## TO BE DONE
A. Answer these questions about the night stand thread, one line per answer:
(i) How many board feet of the yellow pine were milled at 13/16?
(ii) What wood were the drawer runners made from?
(iii) What pieces made up the bedroom set that smitty1967 built?
B. In the night stand thread, switch "yellow pine" to "white oak" in the passage starting with "Yuengling did not" and going on through "Love the grain.", and give back that passage with the change.
C. Continue the night stand forum thread, picking up after its last line.

## DOCUMENT EXTRACT
· · · ·

# Night stand (almost done)



## btyirin (Aug 14, 2008)

Been awhile since I posted. I moved a little further south and now I hang out in southwest Virginia. I took a 4.5 hour drive over to Steve Wall lumber and bought 200 board feet of yellow pine. 100 BF milled at 13/16 and 100 BF at 1 1/16. I am wanting to build us a bedroom set and didn't put much thought into it amounts. I'm poor. I designed the cabinet using Alibre CAD software(DEMO version. Don't have 1000 bucks) I got the idea from an existing piece. It will have walnut drawer pulls and wood plugs. I made the drawer runners out of hard maple. 

Its the first piece I ever made from my own (or anyones cad design) ever. I am 100 percent pleased with the results. Between the Cad software, the INCRA miter jig, and the digital table saw angle finder. It was a walk in a park. 

My only regret is that I didn't build it out of decent lumber. But, I don't have much time in on building cabinets so I need the practice. And I need some bedroom furniture since I sleep on the floor and have no night stands. I've been stuck on those damn inlay tables so long I figured its time to learn some new skills. 

Yuengling did not sponsor me in any way. 

Bri


----------



## smitty1967 (Feb 24, 2008)

Brian that is a fantastic looking piece. The delicate arch on the outboard sides of the legs is capital! This is something I have trouble with---I can visualize exactly how I want something to look, but designing/building is another matter, one where I spend most of my time. The sawdust making is the easy part.

Very well done, indeed. A bedroom set is a great idea. I've done it myself, queen bed, two nightstands, two dressers and armoire, and every day I get the pleasure of seeing how well it came together and the finish, the construction, etc....you won't be sorry. I might also add...don't worry about your choice of hardwood. I think its going to look fine in yellow pine. Love the grain.

Yuengling huh? I once brought a fire engine home from Nesquehoning ( I bet you might know where that is), and it was full of about 80 cases of bottles that we bought in town prior to our departure. You know...souvenirs from our trip. That's all. 

Good luck and keep the pictures coming.

smitty


----------



## Leatherneck (Dec 14, 2008)

I like the design .. the legs look great :thumbsup: Looking forward to seeing the finish. Well done !!


----------



## btyirin (Aug 14, 2008)

· · · ·

## MATERIAL PROVIDED
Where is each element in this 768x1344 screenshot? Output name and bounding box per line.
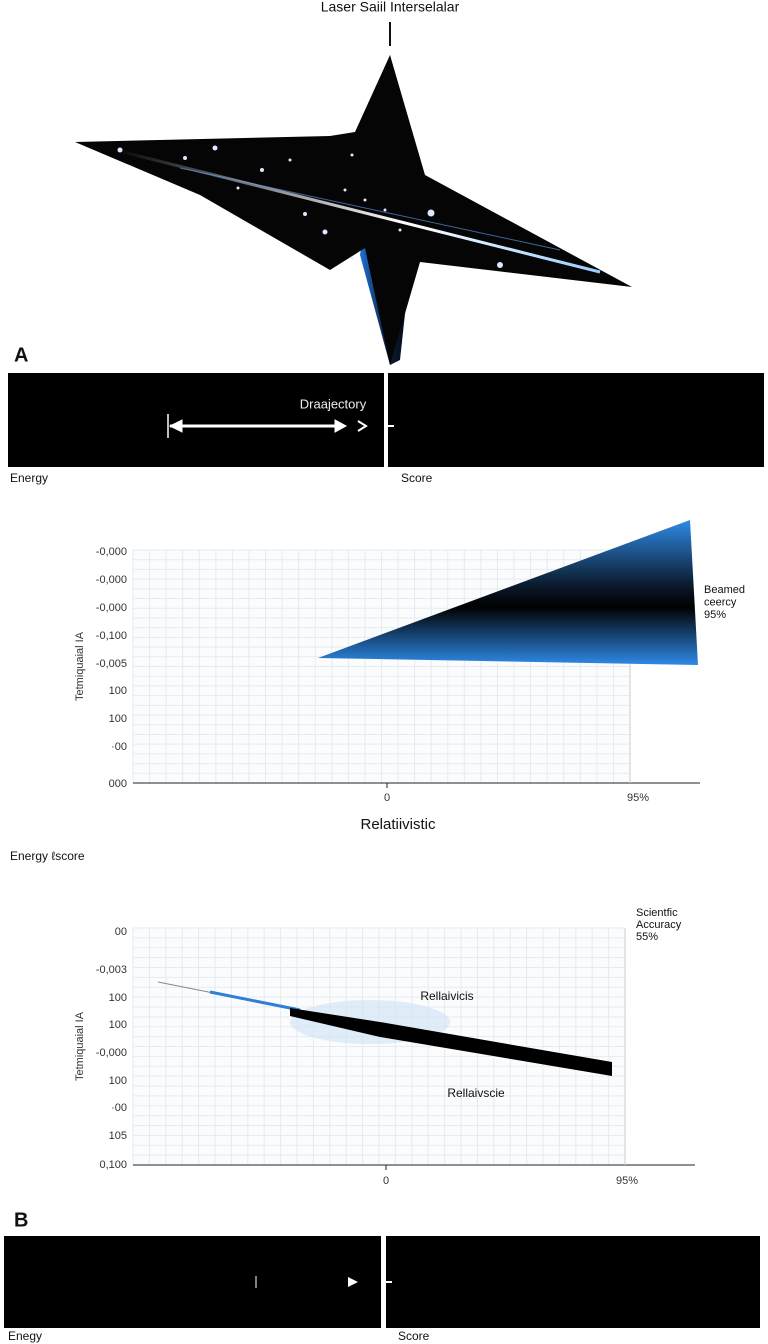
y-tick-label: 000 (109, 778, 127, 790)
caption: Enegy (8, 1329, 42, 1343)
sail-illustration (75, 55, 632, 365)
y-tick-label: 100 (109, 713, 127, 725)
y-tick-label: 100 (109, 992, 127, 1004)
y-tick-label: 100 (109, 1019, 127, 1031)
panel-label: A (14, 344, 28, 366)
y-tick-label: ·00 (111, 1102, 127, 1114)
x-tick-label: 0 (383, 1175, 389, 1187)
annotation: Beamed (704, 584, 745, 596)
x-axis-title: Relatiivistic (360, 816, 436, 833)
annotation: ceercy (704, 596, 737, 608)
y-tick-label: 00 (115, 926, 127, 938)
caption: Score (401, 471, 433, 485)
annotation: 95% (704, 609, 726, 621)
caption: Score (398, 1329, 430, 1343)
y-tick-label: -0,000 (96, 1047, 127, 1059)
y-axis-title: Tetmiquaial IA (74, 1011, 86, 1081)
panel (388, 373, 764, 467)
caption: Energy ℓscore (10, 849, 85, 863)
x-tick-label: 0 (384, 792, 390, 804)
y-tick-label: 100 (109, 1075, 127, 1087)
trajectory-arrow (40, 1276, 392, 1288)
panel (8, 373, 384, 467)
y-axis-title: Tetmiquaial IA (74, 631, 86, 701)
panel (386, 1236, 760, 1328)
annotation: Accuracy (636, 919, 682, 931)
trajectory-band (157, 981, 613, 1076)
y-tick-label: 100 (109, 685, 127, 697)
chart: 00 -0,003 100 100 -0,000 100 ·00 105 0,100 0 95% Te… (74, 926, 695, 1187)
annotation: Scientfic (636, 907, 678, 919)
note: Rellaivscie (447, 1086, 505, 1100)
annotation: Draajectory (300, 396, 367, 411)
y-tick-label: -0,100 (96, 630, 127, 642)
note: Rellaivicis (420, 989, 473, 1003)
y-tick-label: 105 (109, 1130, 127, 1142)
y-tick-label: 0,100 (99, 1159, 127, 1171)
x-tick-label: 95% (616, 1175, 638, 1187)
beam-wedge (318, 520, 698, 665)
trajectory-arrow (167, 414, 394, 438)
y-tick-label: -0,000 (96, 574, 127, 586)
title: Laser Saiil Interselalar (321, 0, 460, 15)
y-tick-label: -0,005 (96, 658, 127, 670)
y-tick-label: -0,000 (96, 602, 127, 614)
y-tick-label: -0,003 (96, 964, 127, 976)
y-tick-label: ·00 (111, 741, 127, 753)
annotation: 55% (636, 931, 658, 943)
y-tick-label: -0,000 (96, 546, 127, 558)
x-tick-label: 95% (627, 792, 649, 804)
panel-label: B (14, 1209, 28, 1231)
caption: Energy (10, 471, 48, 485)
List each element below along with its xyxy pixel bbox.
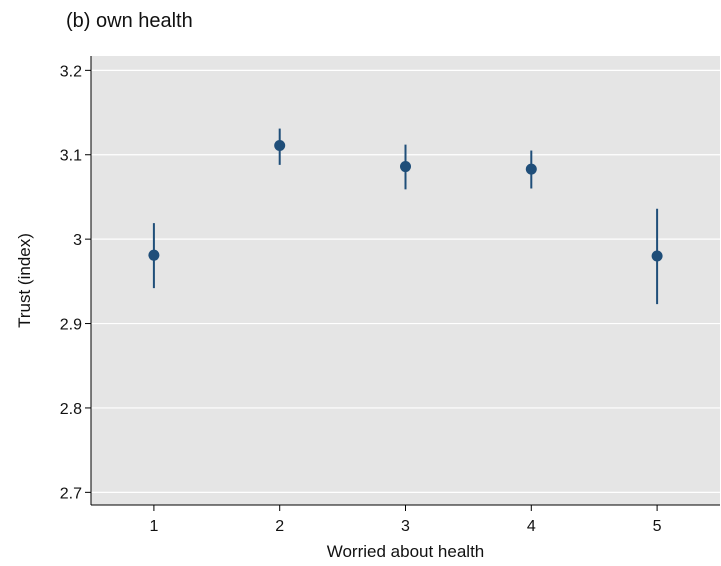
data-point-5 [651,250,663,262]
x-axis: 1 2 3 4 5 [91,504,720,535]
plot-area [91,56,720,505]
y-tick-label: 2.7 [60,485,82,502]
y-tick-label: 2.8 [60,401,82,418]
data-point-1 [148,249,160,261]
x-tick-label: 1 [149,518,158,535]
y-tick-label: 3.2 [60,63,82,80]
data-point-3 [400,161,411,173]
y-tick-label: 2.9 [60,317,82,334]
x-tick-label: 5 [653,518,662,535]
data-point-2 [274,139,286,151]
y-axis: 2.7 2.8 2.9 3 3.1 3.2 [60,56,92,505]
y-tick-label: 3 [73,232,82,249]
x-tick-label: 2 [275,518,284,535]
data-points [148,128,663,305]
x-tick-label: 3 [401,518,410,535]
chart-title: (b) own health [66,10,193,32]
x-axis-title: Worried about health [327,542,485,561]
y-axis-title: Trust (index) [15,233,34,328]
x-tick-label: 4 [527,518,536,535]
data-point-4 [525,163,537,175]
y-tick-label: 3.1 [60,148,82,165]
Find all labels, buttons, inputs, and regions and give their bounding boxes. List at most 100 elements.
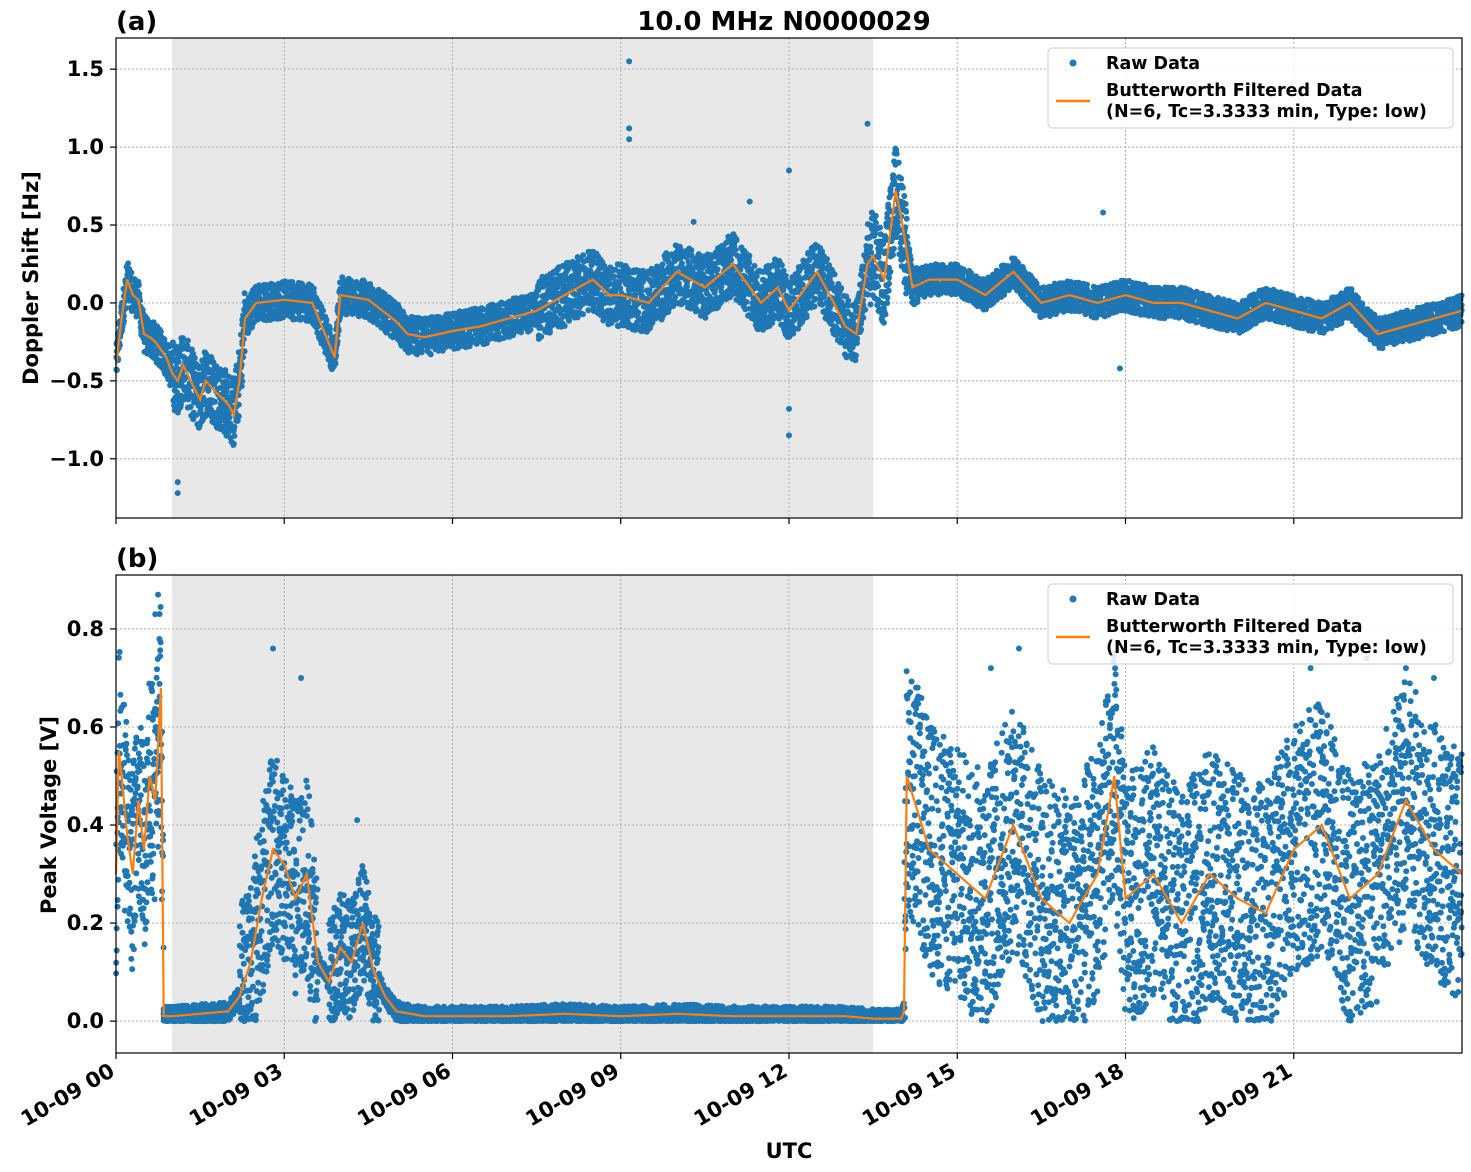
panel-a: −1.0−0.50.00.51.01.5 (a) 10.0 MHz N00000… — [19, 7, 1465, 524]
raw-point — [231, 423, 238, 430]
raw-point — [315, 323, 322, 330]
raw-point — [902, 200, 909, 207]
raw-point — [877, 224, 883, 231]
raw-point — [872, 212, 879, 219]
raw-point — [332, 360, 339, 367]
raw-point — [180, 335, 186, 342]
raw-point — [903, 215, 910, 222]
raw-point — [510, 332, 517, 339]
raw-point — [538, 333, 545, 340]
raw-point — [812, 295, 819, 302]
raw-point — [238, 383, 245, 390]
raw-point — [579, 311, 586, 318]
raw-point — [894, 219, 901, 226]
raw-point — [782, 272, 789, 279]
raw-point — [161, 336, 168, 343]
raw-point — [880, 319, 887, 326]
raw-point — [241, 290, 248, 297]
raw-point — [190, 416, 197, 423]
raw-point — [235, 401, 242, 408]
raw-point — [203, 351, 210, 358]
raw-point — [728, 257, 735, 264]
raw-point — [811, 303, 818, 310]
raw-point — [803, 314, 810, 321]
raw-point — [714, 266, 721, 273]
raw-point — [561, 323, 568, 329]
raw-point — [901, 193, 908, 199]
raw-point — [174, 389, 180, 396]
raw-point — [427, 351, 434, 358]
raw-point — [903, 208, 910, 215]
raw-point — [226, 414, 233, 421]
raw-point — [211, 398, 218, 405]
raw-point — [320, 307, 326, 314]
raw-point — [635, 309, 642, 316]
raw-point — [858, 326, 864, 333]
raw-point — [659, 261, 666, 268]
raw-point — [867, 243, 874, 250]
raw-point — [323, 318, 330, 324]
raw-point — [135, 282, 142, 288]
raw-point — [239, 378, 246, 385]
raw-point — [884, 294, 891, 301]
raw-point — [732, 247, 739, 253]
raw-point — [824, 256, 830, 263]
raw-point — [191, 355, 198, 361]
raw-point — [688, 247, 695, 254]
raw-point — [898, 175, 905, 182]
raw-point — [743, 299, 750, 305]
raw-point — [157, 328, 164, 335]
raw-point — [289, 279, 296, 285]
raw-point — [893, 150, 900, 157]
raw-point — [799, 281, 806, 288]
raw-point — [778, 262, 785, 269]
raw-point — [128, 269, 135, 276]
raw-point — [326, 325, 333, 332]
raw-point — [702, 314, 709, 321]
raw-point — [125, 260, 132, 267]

· · · ·

## ANSWERS TO THE EXERCISE
A.
(i) 100 board feet.
(ii) Hard maple.
(iii) A queen bed, two nightstands, two dressers and an armoire.

B.
Yuengling did not sponsor me in any way. 

Bri


----------



## smitty1967 (Feb 24, 2008)

Brian that is a fantastic looking piece. The delicate arch on the outboard sides of the legs is capital! This is something I have trouble with---I can visualize exactly how I want something to look, but designing/building is another matter, one where I spend most of my time. The sawdust making is the easy part.

Very well done, indeed. A bedroom set is a great idea. I've done it myself, queen bed, two nightstands, two dressers and armoire, and every day I get the pleasure of seeing how well it came together and the finish, the construction, etc....you won't be sorry. I might also add...don't worry about your choice of hardwood. I think its going to look fine in white oak. Love the grain.

C.
Thanks guys. I will post a finished pic (with handles) in the coming weeks. Here are a couple snaps of the CAD design.

Smitty its nice to hear from you again. I think its been 2 years since I interacted here. Its nice to be back. Hopefully for the long term. Depends on what curve life throws at me. Every time get started woodworking something happens and I have to stop. ugh

Not sure where that area you mentioned is though. I was near Philly. Grew up on the Yuengling, lol. I'm just glad they sell it over here.


----------



## ACP (Jan 24, 2009)

I'm not normally a leg man, but those do look great. You are definitely overachieving that yellow pine. Can't wait to see it all done.


----------



## Kenbo (Sep 16, 2008)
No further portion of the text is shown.